### Saved entries
- - -
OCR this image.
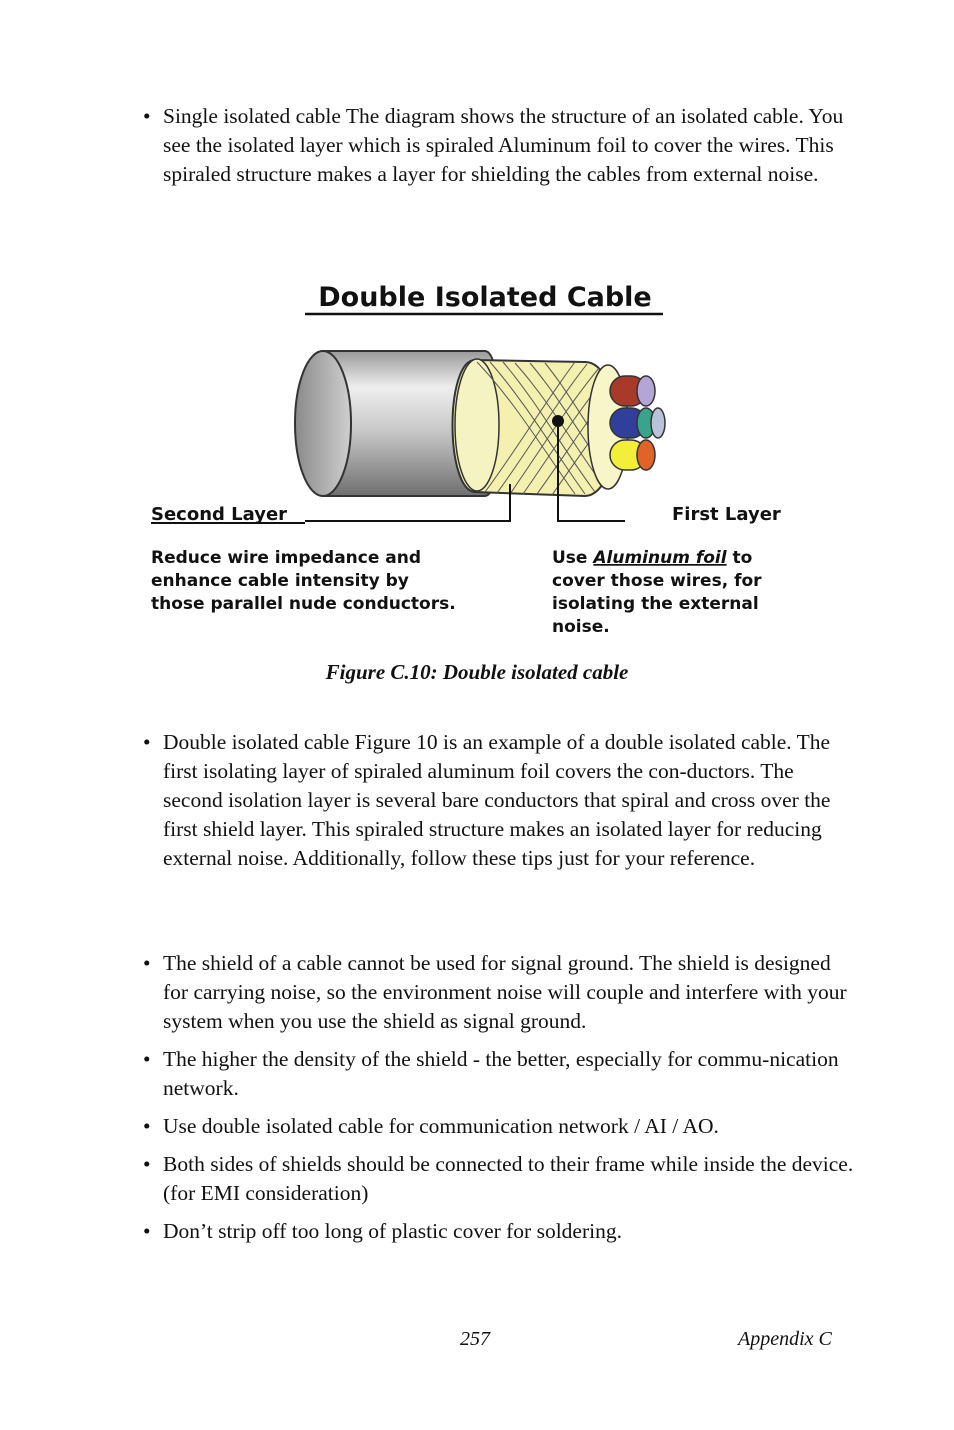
• Single isolated cable The diagram shows the structure of an isolated cable. You see the isolated layer which is spiraled Aluminum foil to cover the wires. This spiraled structure makes a layer for shielding the cables from external noise.
Double Isolated Cable
Second Layer	First Layer
Reduce wire impedance and
enhance cable intensity by
those parallel nude conductors.
Use Aluminum foil to
cover those wires, for
isolating the external
noise.
Figure C.10: Double isolated cable
• Double isolated cable Figure 10 is an example of a double isolated cable. The first isolating layer of spiraled aluminum foil covers the con-ductors. The second isolation layer is several bare conductors that spiral and cross over the first shield layer. This spiraled structure makes an isolated layer for reducing external noise. Additionally, follow these tips just for your reference.
• The shield of a cable cannot be used for signal ground. The shield is designed for carrying noise, so the environment noise will couple and interfere with your system when you use the shield as signal ground.
• The higher the density of the shield - the better, especially for commu-nication network.
• Use double isolated cable for communication network / AI / AO.
• Both sides of shields should be connected to their frame while inside the device. (for EMI consideration)
• Don’t strip off too long of plastic cover for soldering.
257	Appendix C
- - -
Which lines above contain "network"? Show each of them.

• The higher the density of the shield - the better, especially for commu-nication network.
• Use double isolated cable for communication network / AI / AO.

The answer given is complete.